> SUPPLIED RECORDS

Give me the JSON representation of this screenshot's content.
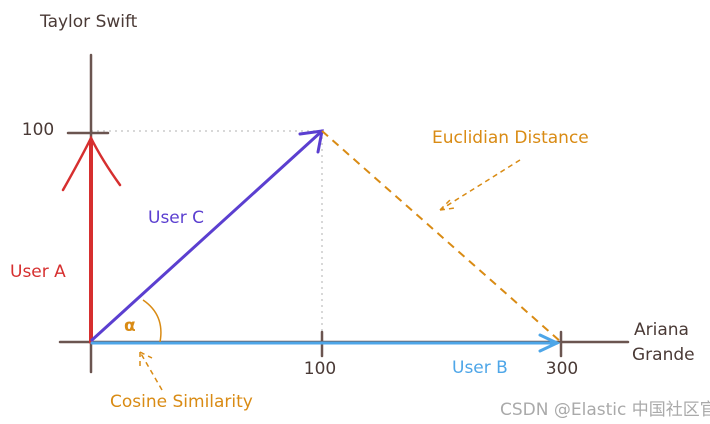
{
  "axes": {
    "y_label": "Taylor Swift",
    "x_label": [
      "Ariana",
      "Grande"
    ],
    "y_ticks": [
      "100"
    ],
    "x_ticks": [
      "100",
      "300"
    ]
  },
  "vectors": [
    {
      "label": "User A"
    },
    {
      "label": "User C"
    },
    {
      "label": "User B"
    }
  ],
  "annotations": {
    "distance": "Euclidian Distance",
    "similarity": "Cosine Similarity",
    "angle": "α"
  },
  "watermark": "CSDN @Elastic 中国社区官方博客"
}
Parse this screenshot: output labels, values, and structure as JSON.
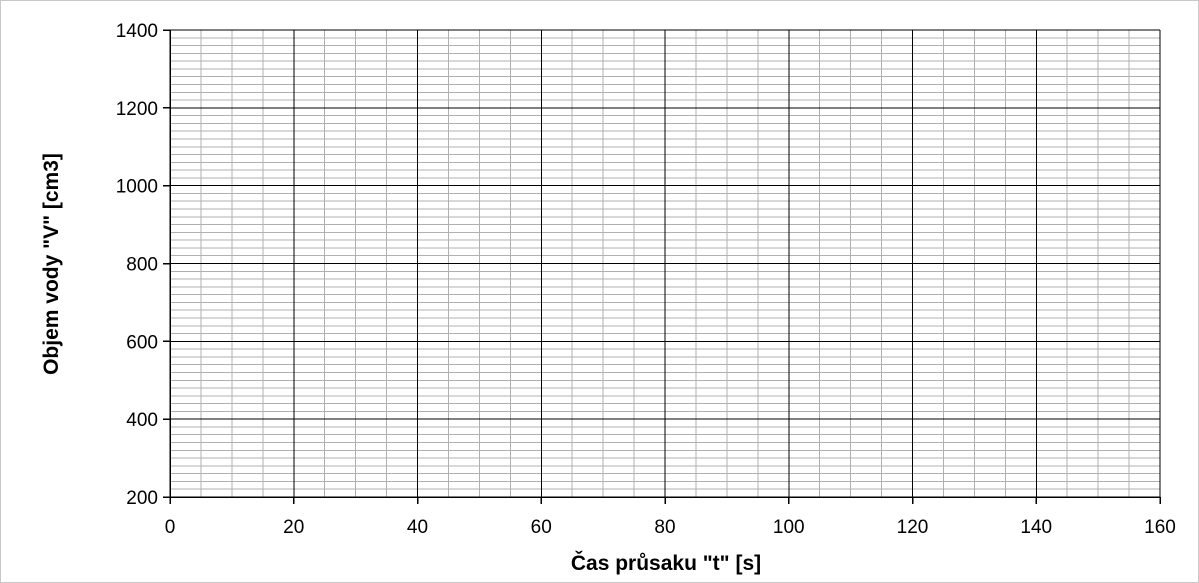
{
  "chart_data": {
    "type": "scatter",
    "title": "",
    "xlabel": "Čas průsaku \"t\" [s]",
    "ylabel": "Objem vody \"V\" [cm3]",
    "xlim": [
      0,
      160
    ],
    "ylim": [
      200,
      1400
    ],
    "x_ticks": [
      "0",
      "20",
      "40",
      "60",
      "80",
      "100",
      "120",
      "140",
      "160"
    ],
    "y_ticks": [
      "200",
      "400",
      "600",
      "800",
      "1000",
      "1200",
      "1400"
    ],
    "x_major_step": 20,
    "x_minor_step": 5,
    "y_major_step": 200,
    "y_minor_step": 20,
    "grid": true,
    "series": [],
    "colors": {
      "major_grid": "#000000",
      "minor_grid": "#b0b0b0",
      "border": "#c8c8c8"
    }
  }
}
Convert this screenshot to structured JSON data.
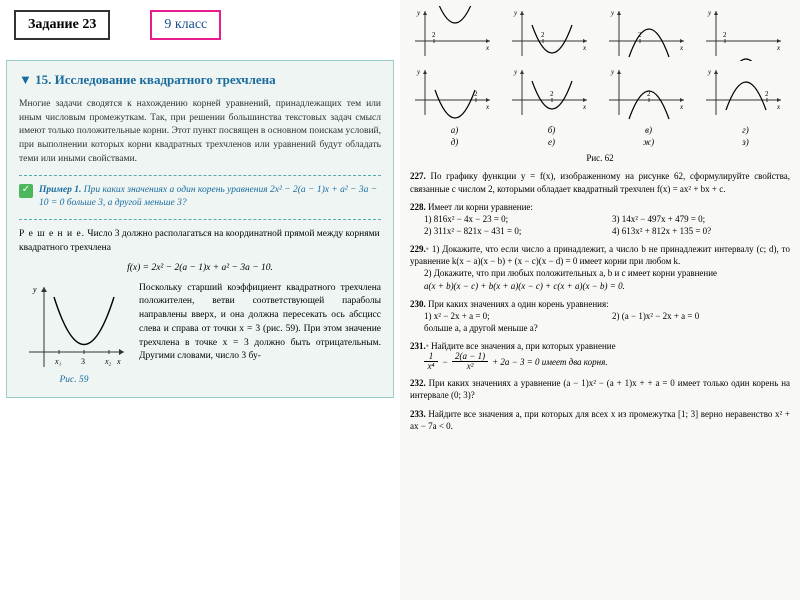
{
  "header": {
    "task": "Задание 23",
    "class": "9 класс"
  },
  "section": {
    "title": "▼ 15. Исследование квадратного трехчлена",
    "intro": "Многие задачи сводятся к нахождению корней уравнений, принадлежащих тем или иным числовым промежуткам. Так, при решении большинства текстовых задач смысл имеют только положительные корни. Этот пункт посвящен в основном поискам условий, при выполнении которых корни квадратных трехчленов или уравнений будут обладать теми или иными свойствами.",
    "example_label": "Пример 1.",
    "example_text": "При каких значениях a один корень уравнения 2x² − 2(a − 1)x + a² − 3a − 10 = 0 больше 3, а другой меньше 3?",
    "solution_label": "Р е ш е н и е.",
    "solution_p1": "Число 3 должно располагаться на координатной прямой между корнями квадратного трехчлена",
    "fx": "f(x) = 2x² − 2(a − 1)x + a² − 3a − 10.",
    "solution_p2": "Поскольку старший коэффициент квадратного трехчлена положителен, ветви соответствующей параболы направлены вверх, и она должна пересекать ось абсцисс слева и справа от точки x = 3 (рис. 59). При этом значение трехчлена в точке x = 3 должно быть отрицательным. Другими словами, число 3 бу-",
    "fig59_caption": "Рис. 59"
  },
  "right": {
    "fig_labels": [
      "а)",
      "б)",
      "в)",
      "г)",
      "д)",
      "е)",
      "ж)",
      "з)"
    ],
    "fig62_caption": "Рис. 62",
    "p227": {
      "num": "227.",
      "text": "По графику функции y = f(x), изображенному на рисунке 62, сформулируйте свойства, связанные с числом 2, которыми обладает квадратный трехчлен f(x) = ax² + bx + c."
    },
    "p228": {
      "num": "228.",
      "text": "Имеет ли корни уравнение:",
      "items": [
        "1) 816x² − 4x − 23 = 0;",
        "3) 14x² − 497x + 479 = 0;",
        "2) 311x² − 821x − 431 = 0;",
        "4) 613x² + 812x + 135 = 0?"
      ]
    },
    "p229": {
      "num": "229.",
      "part1": "1) Докажите, что если число a принадлежит, а число b не принадлежит интервалу (c; d), то уравнение k(x − a)(x − b) + (x − c)(x − d) = 0 имеет корни при любом k.",
      "part2": "2) Докажите, что при любых положительных a, b и c имеет корни уравнение",
      "eq": "a(x + b)(x − c) + b(x + a)(x − c) + c(x + a)(x − b) = 0."
    },
    "p230": {
      "num": "230.",
      "text": "При каких значениях a один корень уравнения:",
      "item1": "1) x² − 2x + a = 0;",
      "item2": "2) (a − 1)x² − 2x + a = 0",
      "tail": "больше a, а другой меньше a?"
    },
    "p231": {
      "num": "231.",
      "text": "Найдите все значения a, при которых уравнение",
      "frac_lhs_num": "1",
      "frac_lhs_den": "x⁴",
      "frac_mid_num": "2(a − 1)",
      "frac_mid_den": "x²",
      "tail": " + 2a − 3 = 0 имеет два корня."
    },
    "p232": {
      "num": "232.",
      "text": "При каких значениях a уравнение (a − 1)x² − (a + 1)x + + a = 0 имеет только один корень на интервале (0; 3)?"
    },
    "p233": {
      "num": "233.",
      "text": "Найдите все значения a, при которых для всех x из промежутка [1; 3] верно неравенство x² + ax − 7a < 0."
    }
  },
  "graphs": {
    "row1": [
      {
        "dir": "up",
        "vertex_y": 1.2,
        "tick_rel": "left"
      },
      {
        "dir": "up",
        "vertex_y": -0.8,
        "tick_rel": "inside"
      },
      {
        "dir": "down",
        "vertex_y": 0.8,
        "tick_rel": "inside"
      },
      {
        "dir": "down",
        "vertex_y": -1.2,
        "tick_rel": "left"
      }
    ],
    "row2": [
      {
        "dir": "up",
        "vertex_y": -1.2,
        "tick_rel": "right"
      },
      {
        "dir": "up",
        "vertex_y": -0.6,
        "tick_rel": "right_vertex"
      },
      {
        "dir": "down",
        "vertex_y": 0.6,
        "tick_rel": "right_vertex"
      },
      {
        "dir": "down",
        "vertex_y": 1.2,
        "tick_rel": "right"
      }
    ],
    "fig59": {
      "x1_label": "x₁",
      "x2_label": "x₂",
      "three": "3",
      "y_label": "y",
      "x_label": "x"
    }
  },
  "colors": {
    "axis": "#333333",
    "curve": "#000000",
    "teal": "#1a6b9e"
  }
}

> WRITTEN INSTRUCTION
Copy the whole listing above word for word but do not carry over the pictures.

> TASK SOLUTION
Give me the JSON representation of this screenshot's content.
{
  "axes": {
    "y_label": "Taylor Swift",
    "x_label": [
      "Ariana",
      "Grande"
    ],
    "y_ticks": [
      "100"
    ],
    "x_ticks": [
      "100",
      "300"
    ]
  },
  "vectors": [
    {
      "label": "User A"
    },
    {
      "label": "User C"
    },
    {
      "label": "User B"
    }
  ],
  "annotations": {
    "distance": "Euclidian Distance",
    "similarity": "Cosine Similarity",
    "angle": "α"
  },
  "watermark": "CSDN @Elastic 中国社区官方博客"
}
Parse this screenshot: output labels, values, and structure as JSON.
{
  "chart_data": {
    "type": "scatter",
    "title": "",
    "xlabel": "Čas průsaku \"t\" [s]",
    "ylabel": "Objem vody \"V\" [cm3]",
    "xlim": [
      0,
      160
    ],
    "ylim": [
      200,
      1400
    ],
    "x_ticks": [
      "0",
      "20",
      "40",
      "60",
      "80",
      "100",
      "120",
      "140",
      "160"
    ],
    "y_ticks": [
      "200",
      "400",
      "600",
      "800",
      "1000",
      "1200",
      "1400"
    ],
    "x_major_step": 20,
    "x_minor_step": 5,
    "y_major_step": 200,
    "y_minor_step": 20,
    "grid": true,
    "series": [],
    "colors": {
      "major_grid": "#000000",
      "minor_grid": "#b0b0b0",
      "border": "#c8c8c8"
    }
  }
}
Convert this screenshot to structured JSON data.
{
  "header": {
    "task": "Задание 23",
    "class": "9 класс"
  },
  "section": {
    "title": "▼ 15. Исследование квадратного трехчлена",
    "intro": "Многие задачи сводятся к нахождению корней уравнений, принадлежащих тем или иным числовым промежуткам. Так, при решении большинства текстовых задач смысл имеют только положительные корни. Этот пункт посвящен в основном поискам условий, при выполнении которых корни квадратных трехчленов или уравнений будут обладать теми или иными свойствами.",
    "example_label": "Пример 1.",
    "example_text": "При каких значениях a один корень уравнения 2x² − 2(a − 1)x + a² − 3a − 10 = 0 больше 3, а другой меньше 3?",
    "solution_label": "Р е ш е н и е.",
    "solution_p1": "Число 3 должно располагаться на координатной прямой между корнями квадратного трехчлена",
    "fx": "f(x) = 2x² − 2(a − 1)x + a² − 3a − 10.",
    "solution_p2": "Поскольку старший коэффициент квадратного трехчлена положителен, ветви соответствующей параболы направлены вверх, и она должна пересекать ось абсцисс слева и справа от точки x = 3 (рис. 59). При этом значение трехчлена в точке x = 3 должно быть отрицательным. Другими словами, число 3 бу-",
    "fig59_caption": "Рис. 59"
  },
  "right": {
    "fig_labels": [
      "а)",
      "б)",
      "в)",
      "г)",
      "д)",
      "е)",
      "ж)",
      "з)"
    ],
    "fig62_caption": "Рис. 62",
    "p227": {
      "num": "227.",
      "text": "По графику функции y = f(x), изображенному на рисунке 62, сформулируйте свойства, связанные с числом 2, которыми обладает квадратный трехчлен f(x) = ax² + bx + c."
    },
    "p228": {
      "num": "228.",
      "text": "Имеет ли корни уравнение:",
      "items": [
        "1) 816x² − 4x − 23 = 0;",
        "3) 14x² − 497x + 479 = 0;",
        "2) 311x² − 821x − 431 = 0;",
        "4) 613x² + 812x + 135 = 0?"
      ]
    },
    "p229": {
      "num": "229.",
      "part1": "1) Докажите, что если число a принадлежит, а число b не принадлежит интервалу (c; d), то уравнение k(x − a)(x − b) + (x − c)(x − d) = 0 имеет корни при любом k.",
      "part2": "2) Докажите, что при любых положительных a, b и c имеет корни уравнение",
      "eq": "a(x + b)(x − c) + b(x + a)(x − c) + c(x + a)(x − b) = 0."
    },
    "p230": {
      "num": "230.",
      "text": "При каких значениях a один корень уравнения:",
      "item1": "1) x² − 2x + a = 0;",
      "item2": "2) (a − 1)x² − 2x + a = 0",
      "tail": "больше a, а другой меньше a?"
    },
    "p231": {
      "num": "231.",
      "text": "Найдите все значения a, при которых уравнение",
      "frac_lhs_num": "1",
      "frac_lhs_den": "x⁴",
      "frac_mid_num": "2(a − 1)",
      "frac_mid_den": "x²",
      "tail": " + 2a − 3 = 0 имеет два корня."
    },
    "p232": {
      "num": "232.",
      "text": "При каких значениях a уравнение (a − 1)x² − (a + 1)x + + a = 0 имеет только один корень на интервале (0; 3)?"
    },
    "p233": {
      "num": "233.",
      "text": "Найдите все значения a, при которых для всех x из промежутка [1; 3] верно неравенство x² + ax − 7a < 0."
    }
  },
  "graphs": {
    "row1": [
      {
        "dir": "up",
        "vertex_y": 1.2,
        "tick_rel": "left"
      },
      {
        "dir": "up",
        "vertex_y": -0.8,
        "tick_rel": "inside"
      },
      {
        "dir": "down",
        "vertex_y": 0.8,
        "tick_rel": "inside"
      },
      {
        "dir": "down",
        "vertex_y": -1.2,
        "tick_rel": "left"
      }
    ],
    "row2": [
      {
        "dir": "up",
        "vertex_y": -1.2,
        "tick_rel": "right"
      },
      {
        "dir": "up",
        "vertex_y": -0.6,
        "tick_rel": "right_vertex"
      },
      {
        "dir": "down",
        "vertex_y": 0.6,
        "tick_rel": "right_vertex"
      },
      {
        "dir": "down",
        "vertex_y": 1.2,
        "tick_rel": "right"
      }
    ],
    "fig59": {
      "x1_label": "x₁",
      "x2_label": "x₂",
      "three": "3",
      "y_label": "y",
      "x_label": "x"
    }
  },
  "colors": {
    "axis": "#333333",
    "curve": "#000000",
    "teal": "#1a6b9e"
  }
}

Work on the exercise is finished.